* Task details *
Gather every line below that contains the word "elements", and copy each one in full.

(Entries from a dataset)
* * * * * * * * *
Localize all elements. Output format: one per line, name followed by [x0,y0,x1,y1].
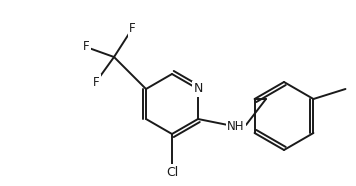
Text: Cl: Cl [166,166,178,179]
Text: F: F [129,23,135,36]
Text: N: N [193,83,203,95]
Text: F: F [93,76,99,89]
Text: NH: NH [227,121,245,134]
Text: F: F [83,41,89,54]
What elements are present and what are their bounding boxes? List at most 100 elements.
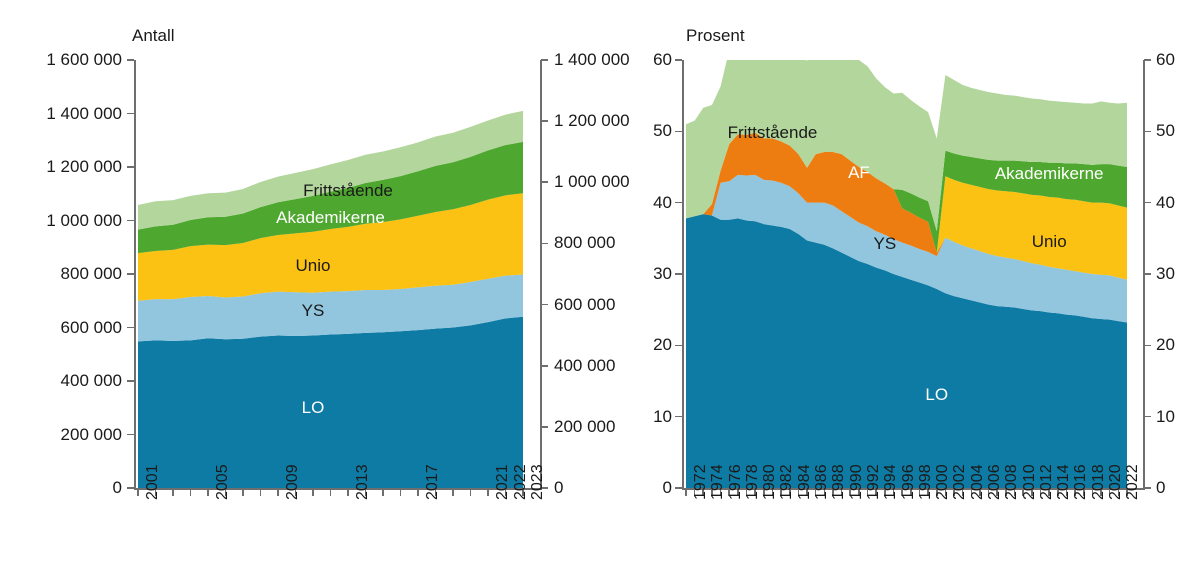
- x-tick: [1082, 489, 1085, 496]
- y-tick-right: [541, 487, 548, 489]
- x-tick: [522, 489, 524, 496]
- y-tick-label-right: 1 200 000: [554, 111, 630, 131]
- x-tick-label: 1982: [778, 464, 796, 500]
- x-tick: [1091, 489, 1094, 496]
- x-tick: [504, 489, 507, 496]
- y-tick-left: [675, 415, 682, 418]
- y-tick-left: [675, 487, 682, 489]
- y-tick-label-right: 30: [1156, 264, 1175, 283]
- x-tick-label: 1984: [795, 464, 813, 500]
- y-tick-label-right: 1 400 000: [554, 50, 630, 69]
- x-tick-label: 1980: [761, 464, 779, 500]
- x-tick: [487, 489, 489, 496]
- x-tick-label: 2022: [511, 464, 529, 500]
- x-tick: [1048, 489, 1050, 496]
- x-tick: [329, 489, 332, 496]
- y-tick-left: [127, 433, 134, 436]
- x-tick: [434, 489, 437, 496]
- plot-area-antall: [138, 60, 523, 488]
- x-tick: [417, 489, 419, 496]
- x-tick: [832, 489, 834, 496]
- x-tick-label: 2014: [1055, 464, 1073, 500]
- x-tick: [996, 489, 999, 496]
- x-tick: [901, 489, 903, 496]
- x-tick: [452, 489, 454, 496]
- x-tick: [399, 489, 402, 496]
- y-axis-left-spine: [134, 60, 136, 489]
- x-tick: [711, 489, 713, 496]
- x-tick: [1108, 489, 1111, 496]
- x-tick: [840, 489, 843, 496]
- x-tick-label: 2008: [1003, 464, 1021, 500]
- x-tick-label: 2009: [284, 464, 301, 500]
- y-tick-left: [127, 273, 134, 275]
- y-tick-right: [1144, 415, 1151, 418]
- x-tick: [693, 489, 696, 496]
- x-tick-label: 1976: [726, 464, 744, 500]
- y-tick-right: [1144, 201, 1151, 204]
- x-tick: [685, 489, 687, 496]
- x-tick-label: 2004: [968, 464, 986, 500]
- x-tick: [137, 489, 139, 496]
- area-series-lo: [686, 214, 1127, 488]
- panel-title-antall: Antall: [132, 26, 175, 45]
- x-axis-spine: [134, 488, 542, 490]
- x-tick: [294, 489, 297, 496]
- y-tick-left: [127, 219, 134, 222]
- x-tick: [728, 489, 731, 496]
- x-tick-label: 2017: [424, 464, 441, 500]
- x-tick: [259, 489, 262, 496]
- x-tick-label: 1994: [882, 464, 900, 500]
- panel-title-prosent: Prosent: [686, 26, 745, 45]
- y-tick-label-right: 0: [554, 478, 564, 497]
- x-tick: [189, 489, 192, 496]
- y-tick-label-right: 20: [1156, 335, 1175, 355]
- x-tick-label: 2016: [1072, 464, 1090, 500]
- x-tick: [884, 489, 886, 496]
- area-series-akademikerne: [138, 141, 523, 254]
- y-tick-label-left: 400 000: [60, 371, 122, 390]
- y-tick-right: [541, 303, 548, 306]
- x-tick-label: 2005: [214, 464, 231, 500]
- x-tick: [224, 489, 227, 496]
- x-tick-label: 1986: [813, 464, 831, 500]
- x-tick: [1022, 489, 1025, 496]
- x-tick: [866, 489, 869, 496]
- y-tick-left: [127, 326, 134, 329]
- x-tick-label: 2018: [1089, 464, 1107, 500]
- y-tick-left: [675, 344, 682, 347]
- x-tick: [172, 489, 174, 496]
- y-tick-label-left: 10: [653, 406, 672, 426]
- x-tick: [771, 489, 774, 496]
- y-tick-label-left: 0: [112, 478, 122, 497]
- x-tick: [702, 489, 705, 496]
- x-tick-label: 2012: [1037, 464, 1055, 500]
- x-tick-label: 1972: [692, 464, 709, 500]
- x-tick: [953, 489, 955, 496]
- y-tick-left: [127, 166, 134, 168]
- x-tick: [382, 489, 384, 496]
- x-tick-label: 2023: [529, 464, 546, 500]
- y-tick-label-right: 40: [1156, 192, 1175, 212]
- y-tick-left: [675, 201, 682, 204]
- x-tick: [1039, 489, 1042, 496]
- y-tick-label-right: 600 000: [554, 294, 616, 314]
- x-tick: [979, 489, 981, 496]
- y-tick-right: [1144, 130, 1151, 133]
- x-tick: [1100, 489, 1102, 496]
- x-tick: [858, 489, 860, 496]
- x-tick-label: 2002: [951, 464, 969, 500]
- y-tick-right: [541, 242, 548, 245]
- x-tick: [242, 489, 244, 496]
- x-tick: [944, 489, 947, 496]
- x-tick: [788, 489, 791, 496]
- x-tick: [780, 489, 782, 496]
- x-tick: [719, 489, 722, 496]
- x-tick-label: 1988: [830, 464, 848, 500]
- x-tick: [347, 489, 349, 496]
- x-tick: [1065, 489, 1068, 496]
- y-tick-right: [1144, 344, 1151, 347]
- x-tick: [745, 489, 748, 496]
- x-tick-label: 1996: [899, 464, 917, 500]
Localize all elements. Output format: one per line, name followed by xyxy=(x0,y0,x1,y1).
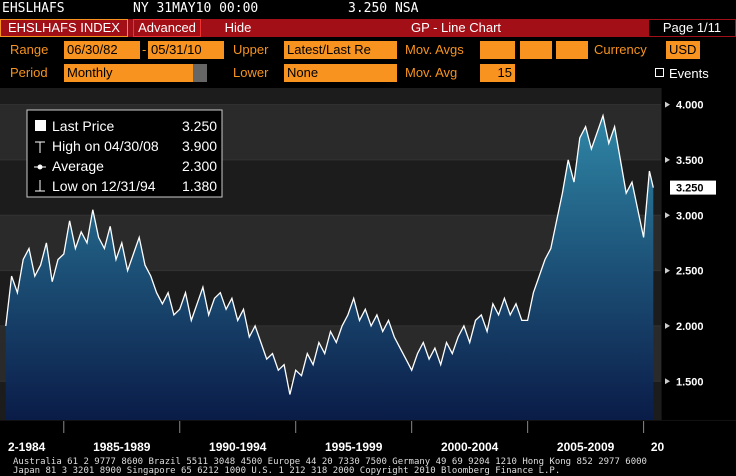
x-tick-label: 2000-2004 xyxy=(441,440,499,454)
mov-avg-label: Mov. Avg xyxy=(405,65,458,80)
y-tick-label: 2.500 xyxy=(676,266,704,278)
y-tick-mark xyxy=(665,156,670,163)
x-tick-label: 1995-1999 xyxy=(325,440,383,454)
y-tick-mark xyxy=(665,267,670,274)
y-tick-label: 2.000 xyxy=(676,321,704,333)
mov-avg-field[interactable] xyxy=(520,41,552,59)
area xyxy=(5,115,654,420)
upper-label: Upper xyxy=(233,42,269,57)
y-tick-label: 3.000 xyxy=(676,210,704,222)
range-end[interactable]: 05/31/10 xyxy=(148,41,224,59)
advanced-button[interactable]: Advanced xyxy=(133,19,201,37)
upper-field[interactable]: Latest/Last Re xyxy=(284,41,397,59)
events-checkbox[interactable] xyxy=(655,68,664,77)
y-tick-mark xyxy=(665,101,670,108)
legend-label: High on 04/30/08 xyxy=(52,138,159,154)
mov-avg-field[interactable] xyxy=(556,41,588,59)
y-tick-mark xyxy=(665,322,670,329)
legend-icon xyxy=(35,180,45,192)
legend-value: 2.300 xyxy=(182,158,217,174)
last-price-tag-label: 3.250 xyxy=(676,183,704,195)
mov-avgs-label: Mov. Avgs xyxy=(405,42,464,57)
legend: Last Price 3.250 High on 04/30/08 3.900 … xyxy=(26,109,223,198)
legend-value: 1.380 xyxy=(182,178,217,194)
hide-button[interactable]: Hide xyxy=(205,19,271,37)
* * * * * * * * *
* Output of the exercise *
Localize all elements. Output format: one per line, name followed by [x0,y0,x1,y1].
What elements are present and what are their bounding boxes? List at most 100 elements.
Localize all elements. Output format: one per line, name followed by xyxy=(x0,y0,x1,y1).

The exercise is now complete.